Quote word for word the lines starting at the line with "Enumerate this screenshot's" and ending at the final line of the entries. Leave out any pictures.

**EXERCISE DATA:**
---

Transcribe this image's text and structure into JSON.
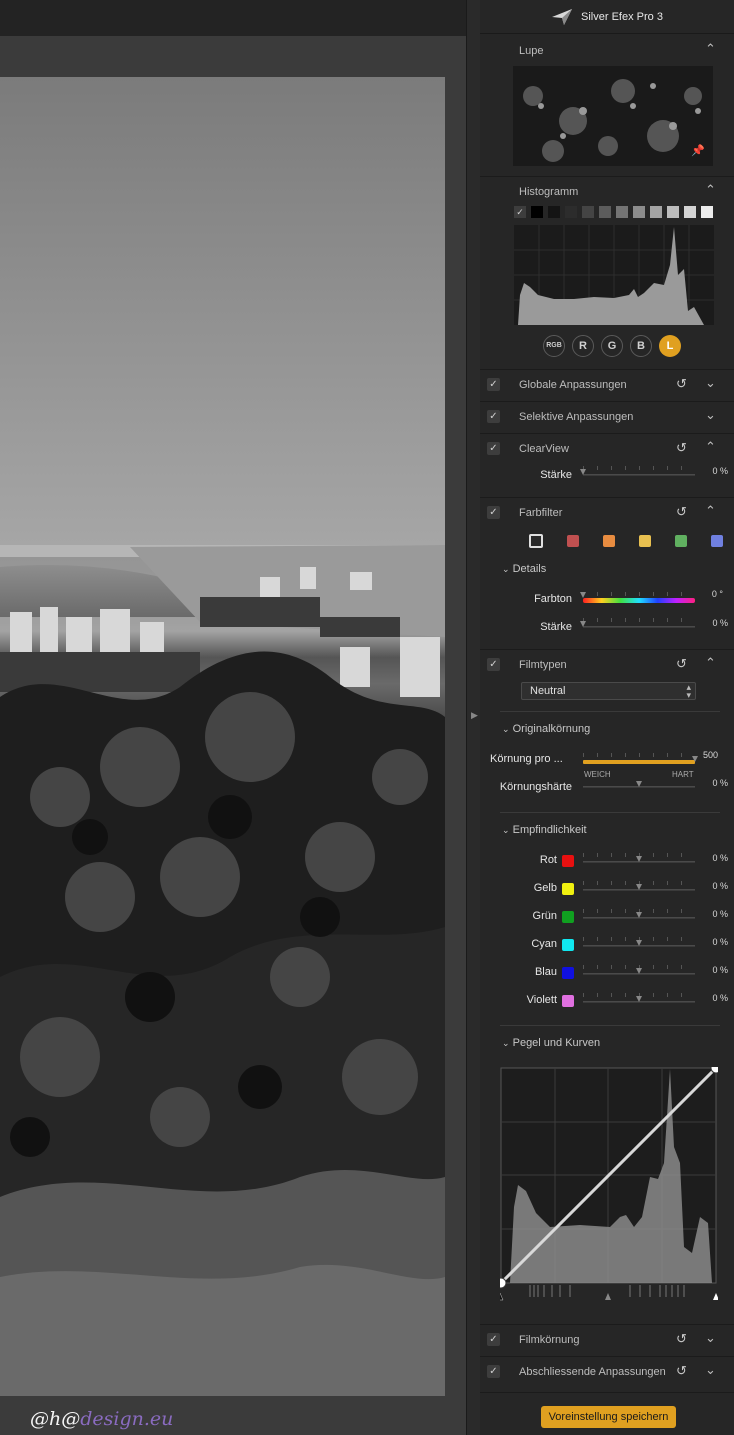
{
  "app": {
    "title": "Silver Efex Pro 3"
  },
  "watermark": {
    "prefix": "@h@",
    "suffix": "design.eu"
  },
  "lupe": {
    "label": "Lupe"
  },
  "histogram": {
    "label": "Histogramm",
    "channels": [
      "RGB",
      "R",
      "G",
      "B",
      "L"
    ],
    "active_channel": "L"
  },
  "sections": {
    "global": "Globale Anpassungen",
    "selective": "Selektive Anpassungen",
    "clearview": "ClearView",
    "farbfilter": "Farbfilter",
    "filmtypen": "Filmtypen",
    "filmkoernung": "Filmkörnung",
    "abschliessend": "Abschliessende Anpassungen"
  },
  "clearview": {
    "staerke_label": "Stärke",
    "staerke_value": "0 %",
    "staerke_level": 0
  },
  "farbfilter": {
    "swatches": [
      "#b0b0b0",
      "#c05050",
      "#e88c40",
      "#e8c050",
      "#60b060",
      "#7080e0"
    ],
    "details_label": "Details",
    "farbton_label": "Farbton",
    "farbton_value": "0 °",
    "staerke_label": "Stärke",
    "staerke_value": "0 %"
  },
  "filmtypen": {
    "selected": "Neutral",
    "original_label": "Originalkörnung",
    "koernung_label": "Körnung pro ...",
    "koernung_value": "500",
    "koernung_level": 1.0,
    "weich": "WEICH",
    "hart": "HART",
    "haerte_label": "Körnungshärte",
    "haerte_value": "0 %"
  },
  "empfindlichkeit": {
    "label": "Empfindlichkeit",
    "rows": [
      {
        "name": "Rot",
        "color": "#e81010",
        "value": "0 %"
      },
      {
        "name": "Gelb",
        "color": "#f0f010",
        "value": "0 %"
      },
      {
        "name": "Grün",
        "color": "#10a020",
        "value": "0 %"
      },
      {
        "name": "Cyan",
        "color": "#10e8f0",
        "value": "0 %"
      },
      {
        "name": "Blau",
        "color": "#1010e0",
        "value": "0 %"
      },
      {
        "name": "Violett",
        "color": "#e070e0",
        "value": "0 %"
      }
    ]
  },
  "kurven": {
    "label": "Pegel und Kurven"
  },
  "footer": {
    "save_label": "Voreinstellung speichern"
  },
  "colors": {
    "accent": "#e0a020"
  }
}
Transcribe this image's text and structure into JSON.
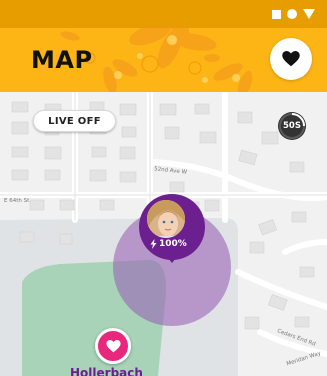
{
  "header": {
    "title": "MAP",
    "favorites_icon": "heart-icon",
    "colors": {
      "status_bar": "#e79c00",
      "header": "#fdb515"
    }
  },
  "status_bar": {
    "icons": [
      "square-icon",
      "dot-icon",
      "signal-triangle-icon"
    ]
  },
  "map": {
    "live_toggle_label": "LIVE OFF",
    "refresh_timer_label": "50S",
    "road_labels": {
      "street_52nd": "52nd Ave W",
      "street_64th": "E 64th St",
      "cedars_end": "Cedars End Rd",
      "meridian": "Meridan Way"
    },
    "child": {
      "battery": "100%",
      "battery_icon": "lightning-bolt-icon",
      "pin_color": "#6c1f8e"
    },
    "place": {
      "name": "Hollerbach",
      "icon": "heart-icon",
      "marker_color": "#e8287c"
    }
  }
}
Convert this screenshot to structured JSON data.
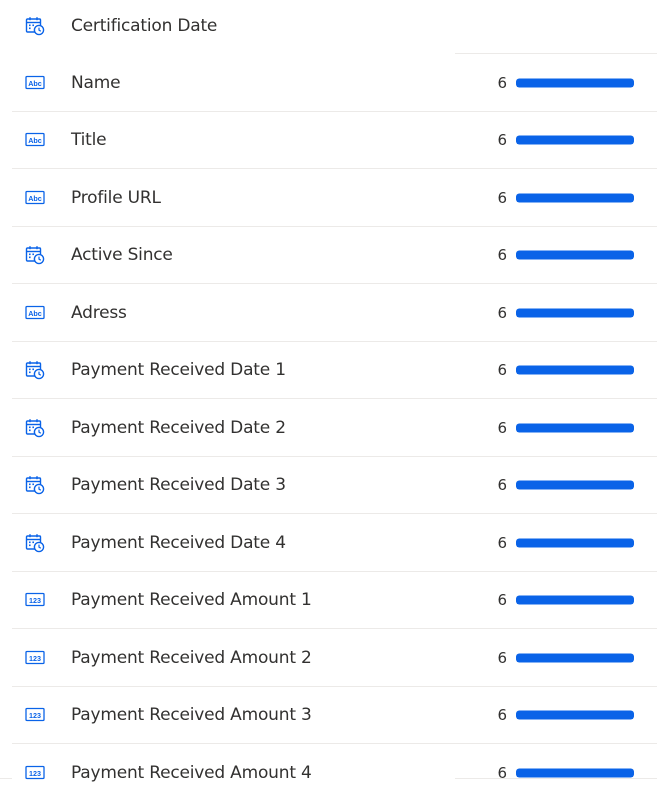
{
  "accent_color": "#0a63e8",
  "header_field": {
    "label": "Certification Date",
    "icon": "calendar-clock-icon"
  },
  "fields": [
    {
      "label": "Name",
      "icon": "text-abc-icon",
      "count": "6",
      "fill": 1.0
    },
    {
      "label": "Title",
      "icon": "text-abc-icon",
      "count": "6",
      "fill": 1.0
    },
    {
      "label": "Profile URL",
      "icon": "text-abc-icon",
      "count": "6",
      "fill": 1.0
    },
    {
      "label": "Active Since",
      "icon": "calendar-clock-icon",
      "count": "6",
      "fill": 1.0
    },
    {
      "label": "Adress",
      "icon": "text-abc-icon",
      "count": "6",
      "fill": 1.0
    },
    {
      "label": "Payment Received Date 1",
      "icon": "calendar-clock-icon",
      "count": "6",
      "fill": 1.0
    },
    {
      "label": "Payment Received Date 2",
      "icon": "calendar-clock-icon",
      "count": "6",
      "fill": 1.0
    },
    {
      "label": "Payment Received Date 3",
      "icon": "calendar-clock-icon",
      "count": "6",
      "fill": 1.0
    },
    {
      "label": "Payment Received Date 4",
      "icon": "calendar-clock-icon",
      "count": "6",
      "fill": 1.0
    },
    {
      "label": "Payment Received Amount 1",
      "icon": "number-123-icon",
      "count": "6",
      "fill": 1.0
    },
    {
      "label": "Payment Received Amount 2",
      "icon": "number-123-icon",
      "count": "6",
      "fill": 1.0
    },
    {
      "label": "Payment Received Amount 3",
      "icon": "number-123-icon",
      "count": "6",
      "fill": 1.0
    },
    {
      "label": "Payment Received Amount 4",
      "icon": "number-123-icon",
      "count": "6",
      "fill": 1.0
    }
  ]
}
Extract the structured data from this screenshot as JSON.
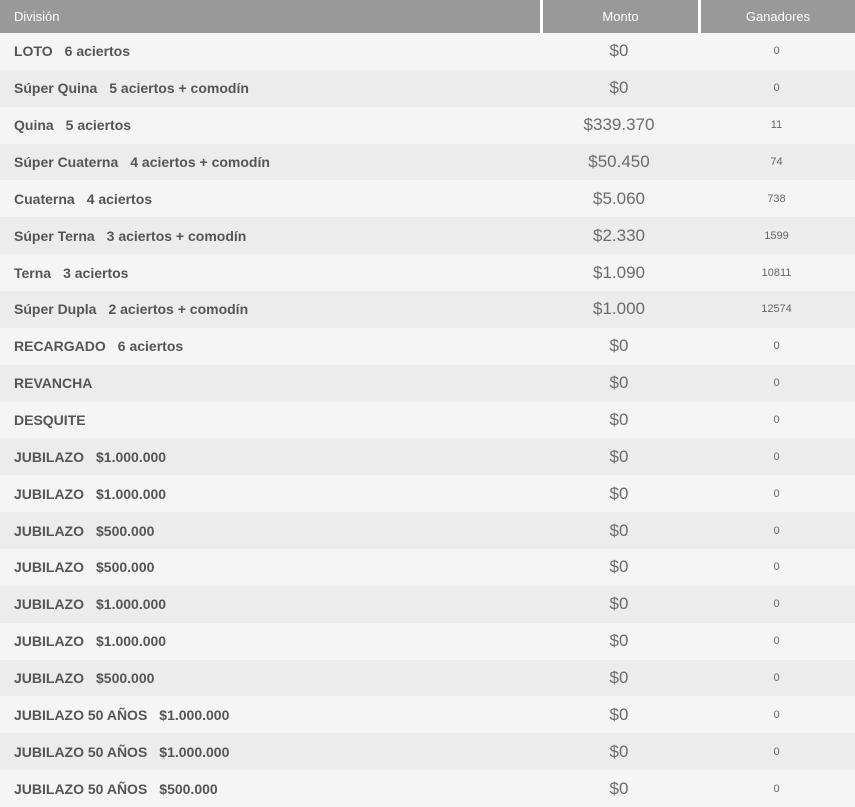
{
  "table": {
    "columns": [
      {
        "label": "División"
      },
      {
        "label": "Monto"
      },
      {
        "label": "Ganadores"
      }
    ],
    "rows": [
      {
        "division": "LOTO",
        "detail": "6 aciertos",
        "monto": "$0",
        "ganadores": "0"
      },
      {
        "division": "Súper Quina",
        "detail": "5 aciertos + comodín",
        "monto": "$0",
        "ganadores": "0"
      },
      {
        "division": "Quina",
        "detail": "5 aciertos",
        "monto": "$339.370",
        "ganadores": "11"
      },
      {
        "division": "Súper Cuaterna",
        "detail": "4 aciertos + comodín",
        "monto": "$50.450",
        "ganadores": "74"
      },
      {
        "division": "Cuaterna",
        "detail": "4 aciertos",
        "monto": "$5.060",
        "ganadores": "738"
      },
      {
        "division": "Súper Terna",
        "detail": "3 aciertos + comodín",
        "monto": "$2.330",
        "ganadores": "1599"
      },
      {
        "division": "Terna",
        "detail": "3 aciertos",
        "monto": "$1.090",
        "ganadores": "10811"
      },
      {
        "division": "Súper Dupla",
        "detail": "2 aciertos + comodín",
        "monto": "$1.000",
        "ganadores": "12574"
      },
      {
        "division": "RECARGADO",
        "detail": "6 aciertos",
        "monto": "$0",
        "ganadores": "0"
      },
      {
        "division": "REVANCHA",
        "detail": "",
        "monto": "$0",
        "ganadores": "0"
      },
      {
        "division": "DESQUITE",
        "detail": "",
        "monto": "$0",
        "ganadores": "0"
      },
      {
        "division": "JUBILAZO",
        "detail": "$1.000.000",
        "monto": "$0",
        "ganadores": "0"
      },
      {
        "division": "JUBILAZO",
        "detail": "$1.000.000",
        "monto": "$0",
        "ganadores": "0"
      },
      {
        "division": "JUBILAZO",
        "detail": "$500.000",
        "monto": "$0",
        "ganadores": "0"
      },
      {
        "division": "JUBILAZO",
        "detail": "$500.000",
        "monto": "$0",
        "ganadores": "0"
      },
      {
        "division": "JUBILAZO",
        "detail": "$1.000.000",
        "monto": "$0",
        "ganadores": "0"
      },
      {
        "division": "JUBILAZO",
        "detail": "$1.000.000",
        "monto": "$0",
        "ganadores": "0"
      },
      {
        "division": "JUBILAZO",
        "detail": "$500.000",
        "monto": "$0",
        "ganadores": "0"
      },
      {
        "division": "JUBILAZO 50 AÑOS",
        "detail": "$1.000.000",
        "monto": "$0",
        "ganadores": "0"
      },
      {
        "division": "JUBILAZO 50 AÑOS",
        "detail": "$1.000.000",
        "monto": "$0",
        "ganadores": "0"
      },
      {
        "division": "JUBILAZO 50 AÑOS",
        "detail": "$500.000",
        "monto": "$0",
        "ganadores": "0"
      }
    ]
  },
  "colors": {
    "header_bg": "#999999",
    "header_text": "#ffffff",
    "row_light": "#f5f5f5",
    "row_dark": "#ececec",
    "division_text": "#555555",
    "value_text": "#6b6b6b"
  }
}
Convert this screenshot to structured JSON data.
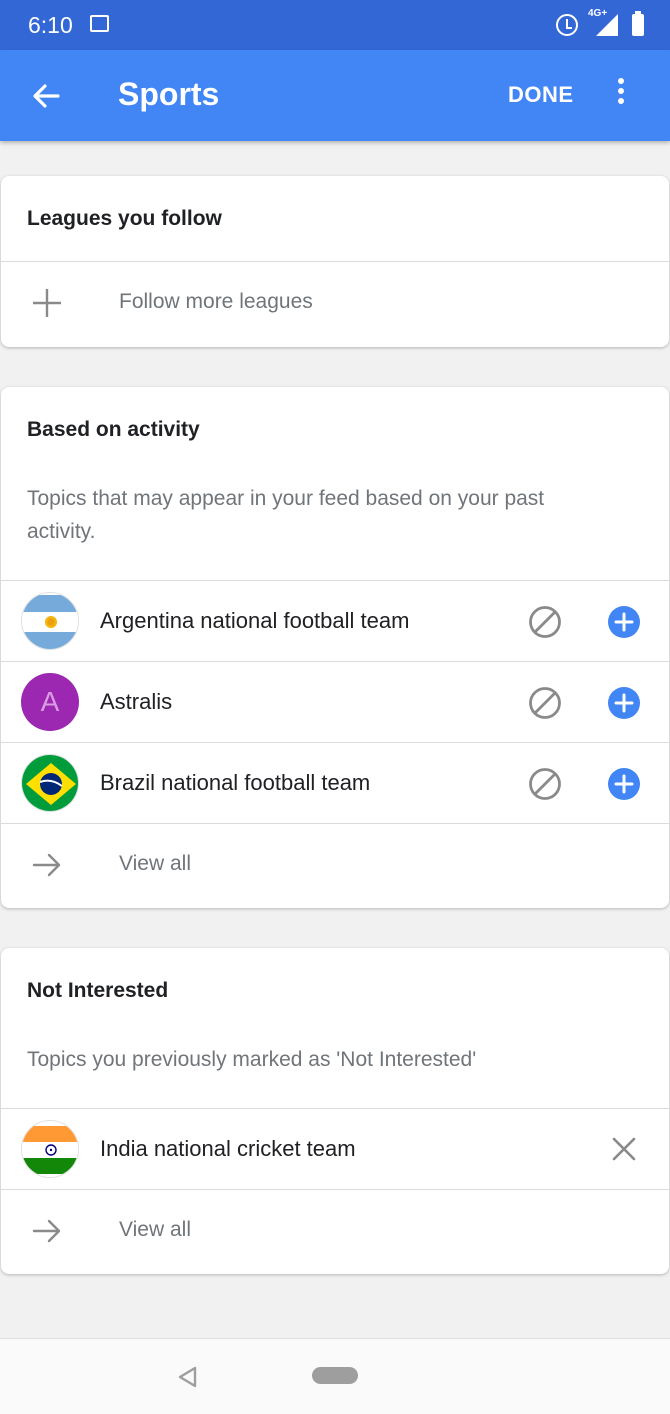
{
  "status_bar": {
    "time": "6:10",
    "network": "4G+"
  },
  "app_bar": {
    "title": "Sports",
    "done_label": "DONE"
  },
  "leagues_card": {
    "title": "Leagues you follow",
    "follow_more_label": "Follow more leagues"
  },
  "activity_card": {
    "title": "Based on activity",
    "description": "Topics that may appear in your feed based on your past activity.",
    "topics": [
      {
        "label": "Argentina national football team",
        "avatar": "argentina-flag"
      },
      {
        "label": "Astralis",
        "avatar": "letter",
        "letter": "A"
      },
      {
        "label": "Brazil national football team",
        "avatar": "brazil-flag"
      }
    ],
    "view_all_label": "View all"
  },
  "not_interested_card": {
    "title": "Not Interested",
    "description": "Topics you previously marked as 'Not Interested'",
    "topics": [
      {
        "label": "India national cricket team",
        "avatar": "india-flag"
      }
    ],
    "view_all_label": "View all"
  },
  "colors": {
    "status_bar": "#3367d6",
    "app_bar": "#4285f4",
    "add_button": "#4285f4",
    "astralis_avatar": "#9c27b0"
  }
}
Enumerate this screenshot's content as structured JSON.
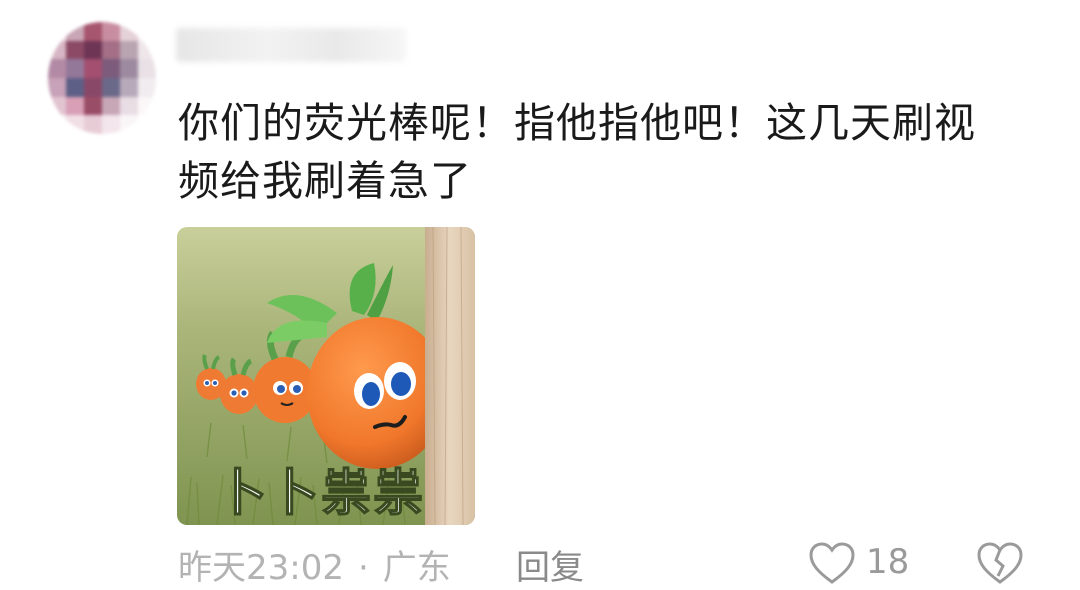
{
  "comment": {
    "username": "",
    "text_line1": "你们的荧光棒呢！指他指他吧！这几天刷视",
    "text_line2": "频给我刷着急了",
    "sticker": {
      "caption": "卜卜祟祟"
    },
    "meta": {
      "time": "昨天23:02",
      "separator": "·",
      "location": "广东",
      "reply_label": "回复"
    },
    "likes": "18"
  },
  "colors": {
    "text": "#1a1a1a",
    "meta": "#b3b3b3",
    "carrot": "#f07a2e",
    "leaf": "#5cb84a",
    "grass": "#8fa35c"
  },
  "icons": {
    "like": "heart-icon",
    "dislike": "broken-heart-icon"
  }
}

---

**RESULT OF THIS EXERCISE:**
Enumerate this screenshot's content as structured JSON.
{
  "comment": {
    "username": "",
    "text_line1": "你们的荧光棒呢！指他指他吧！这几天刷视",
    "text_line2": "频给我刷着急了",
    "sticker": {
      "caption": "卜卜祟祟"
    },
    "meta": {
      "time": "昨天23:02",
      "separator": "·",
      "location": "广东",
      "reply_label": "回复"
    },
    "likes": "18"
  },
  "colors": {
    "text": "#1a1a1a",
    "meta": "#b3b3b3",
    "carrot": "#f07a2e",
    "leaf": "#5cb84a",
    "grass": "#8fa35c"
  },
  "icons": {
    "like": "heart-icon",
    "dislike": "broken-heart-icon"
  }
}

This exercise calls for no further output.